• **DIRECTIVE**
Copy out the whole listing exactly as written, leaving the pictures behind.
• • • • • • •
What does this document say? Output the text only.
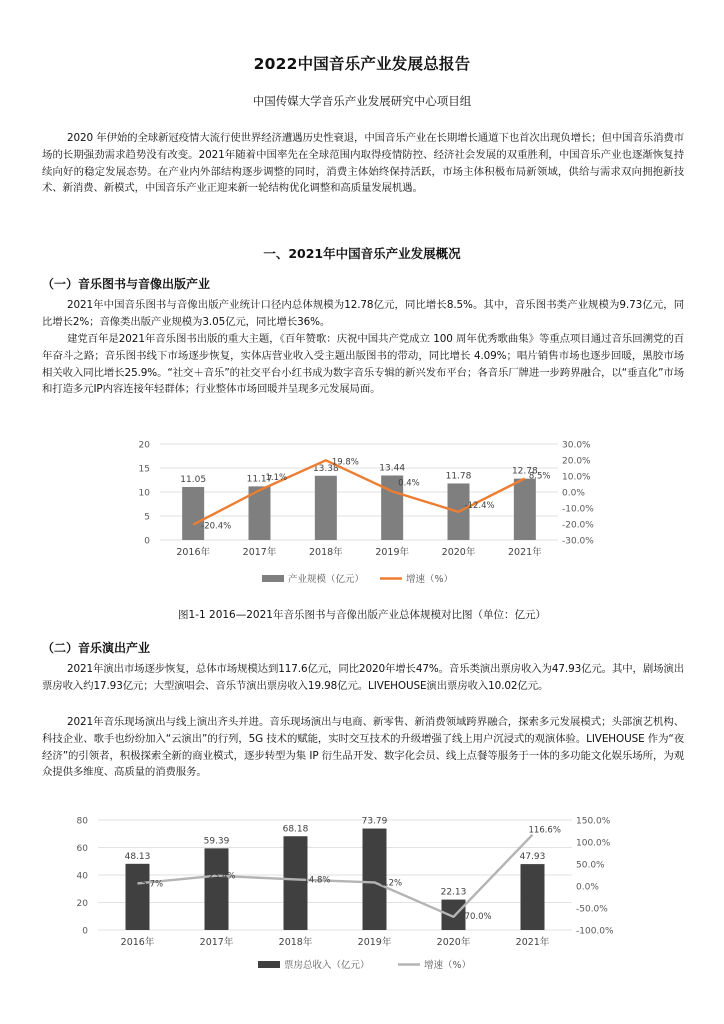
2022中国音乐产业发展总报告
中国传媒大学音乐产业发展研究中心项目组

2020 年伊始的全球新冠疫情大流行使世界经济遭遇历史性衰退，中国音乐产业在长期增长通道下也首次出现负增长；但中国音乐消费市场的长期强劲需求趋势没有改变。2021年随着中国率先在全球范围内取得疫情防控、经济社会发展的双重胜利，中国音乐产业也逐渐恢复持续向好的稳定发展态势。在产业内外部结构逐步调整的同时，消费主体始终保持活跃，市场主体积极布局新领域，供给与需求双向拥抱新技术、新消费、新模式，中国音乐产业正迎来新一轮结构优化调整和高质量发展机遇。

一、2021年中国音乐产业发展概况
（一）音乐图书与音像出版产业

2021年中国音乐图书与音像出版产业统计口径内总体规模为12.78亿元，同比增长8.5%。其中，音乐图书类产业规模为9.73亿元，同比增长2%；音像类出版产业规模为3.05亿元，同比增长36%。

建党百年是2021年音乐图书出版的重大主题，《百年赞歌：庆祝中国共产党成立 100 周年优秀歌曲集》等重点项目通过音乐回溯党的百年奋斗之路；音乐图书线下市场逐步恢复，实体店营业收入受主题出版图书的带动，同比增长 4.09%；唱片销售市场也逐步回暖，黑胶市场相关收入同比增长25.9%。“社交＋音乐”的社交平台小红书成为数字音乐专辑的新兴发布平台；各音乐厂牌进一步跨界融合，以“垂直化”市场和打造多元IP内容连接年轻群体；行业整体市场回暖并呈现多元发展局面。

0
5
10
15
20	30.0%
20.0%
10.0%
0.0%
-10.0%
-20.0%
-30.0%
11.05
2016年
11.17
2017年
13.38
2018年
13.44
2019年
11.78
2020年
12.78
2021年
-20.4%
1.1%
19.8%
0.4%
-12.4%
8.5%
产业规模（亿元）	增速（%）
图1-1 2016—2021年音乐图书与音像出版产业总体规模对比图（单位：亿元）
（二）音乐演出产业

2021年演出市场逐步恢复，总体市场规模达到117.6亿元，同比2020年增长47%。音乐类演出票房收入为47.93亿元。其中，剧场演出票房收入约17.93亿元；大型演唱会、音乐节演出票房收入19.98亿元。LIVEHOUSE演出票房收入10.02亿元。

2021年音乐现场演出与线上演出齐头并进。音乐现场演出与电商、新零售、新消费领域跨界融合，探索多元发展模式；头部演艺机构、科技企业、歌手也纷纷加入“云演出”的行列，5G 技术的赋能，实时交互技术的升级增强了线上用户沉浸式的观演体验。LIVEHOUSE 作为“夜经济”的引领者，积极探索全新的商业模式，逐步转型为集 IP 衍生品开发、数字化会员、线上点餐等服务于一体的多功能文化娱乐场所，为观众提供多维度、高质量的消费服务。

0
20
40
60
80	150.0%
100.0%
50.0%
0.0%
-50.0%
-100.0%
48.13
2016年
59.39
2017年
68.18
2018年
73.79
2019年
22.13
2020年
47.93
2021年
5.7%
23.4%	14.8%	8.2%
-70.0%
116.6%
票房总收入（亿元）	增速（%）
• • • • • • •
• **SOLUTION FOR THIS EXERCISE**
What does this document say? Output the text only.
2022中国音乐产业发展总报告
中国传媒大学音乐产业发展研究中心项目组

2020 年伊始的全球新冠疫情大流行使世界经济遭遇历史性衰退，中国音乐产业在长期增长通道下也首次出现负增长；但中国音乐消费市场的长期强劲需求趋势没有改变。2021年随着中国率先在全球范围内取得疫情防控、经济社会发展的双重胜利，中国音乐产业也逐渐恢复持续向好的稳定发展态势。在产业内外部结构逐步调整的同时，消费主体始终保持活跃，市场主体积极布局新领域，供给与需求双向拥抱新技术、新消费、新模式，中国音乐产业正迎来新一轮结构优化调整和高质量发展机遇。

一、2021年中国音乐产业发展概况
（一）音乐图书与音像出版产业

2021年中国音乐图书与音像出版产业统计口径内总体规模为12.78亿元，同比增长8.5%。其中，音乐图书类产业规模为9.73亿元，同比增长2%；音像类出版产业规模为3.05亿元，同比增长36%。

建党百年是2021年音乐图书出版的重大主题，《百年赞歌：庆祝中国共产党成立 100 周年优秀歌曲集》等重点项目通过音乐回溯党的百年奋斗之路；音乐图书线下市场逐步恢复，实体店营业收入受主题出版图书的带动，同比增长 4.09%；唱片销售市场也逐步回暖，黑胶市场相关收入同比增长25.9%。“社交＋音乐”的社交平台小红书成为数字音乐专辑的新兴发布平台；各音乐厂牌进一步跨界融合，以“垂直化”市场和打造多元IP内容连接年轻群体；行业整体市场回暖并呈现多元发展局面。

0
5
10
15
20	30.0%
20.0%
10.0%
0.0%
-10.0%
-20.0%
-30.0%
11.05
2016年
11.17
2017年
13.38
2018年
13.44
2019年
11.78
2020年
12.78
2021年
-20.4%
1.1%
19.8%
0.4%
-12.4%
8.5%
产业规模（亿元）	增速（%）
图1-1 2016—2021年音乐图书与音像出版产业总体规模对比图（单位：亿元）
（二）音乐演出产业

2021年演出市场逐步恢复，总体市场规模达到117.6亿元，同比2020年增长47%。音乐类演出票房收入为47.93亿元。其中，剧场演出票房收入约17.93亿元；大型演唱会、音乐节演出票房收入19.98亿元。LIVEHOUSE演出票房收入10.02亿元。

2021年音乐现场演出与线上演出齐头并进。音乐现场演出与电商、新零售、新消费领域跨界融合，探索多元发展模式；头部演艺机构、科技企业、歌手也纷纷加入“云演出”的行列，5G 技术的赋能，实时交互技术的升级增强了线上用户沉浸式的观演体验。LIVEHOUSE 作为“夜经济”的引领者，积极探索全新的商业模式，逐步转型为集 IP 衍生品开发、数字化会员、线上点餐等服务于一体的多功能文化娱乐场所，为观众提供多维度、高质量的消费服务。

0
20
40
60
80	150.0%
100.0%
50.0%
0.0%
-50.0%
-100.0%
48.13
2016年
59.39
2017年
68.18
2018年
73.79
2019年
22.13
2020年
47.93
2021年
5.7%
23.4%	14.8%	8.2%
-70.0%
116.6%
票房总收入（亿元）	增速（%）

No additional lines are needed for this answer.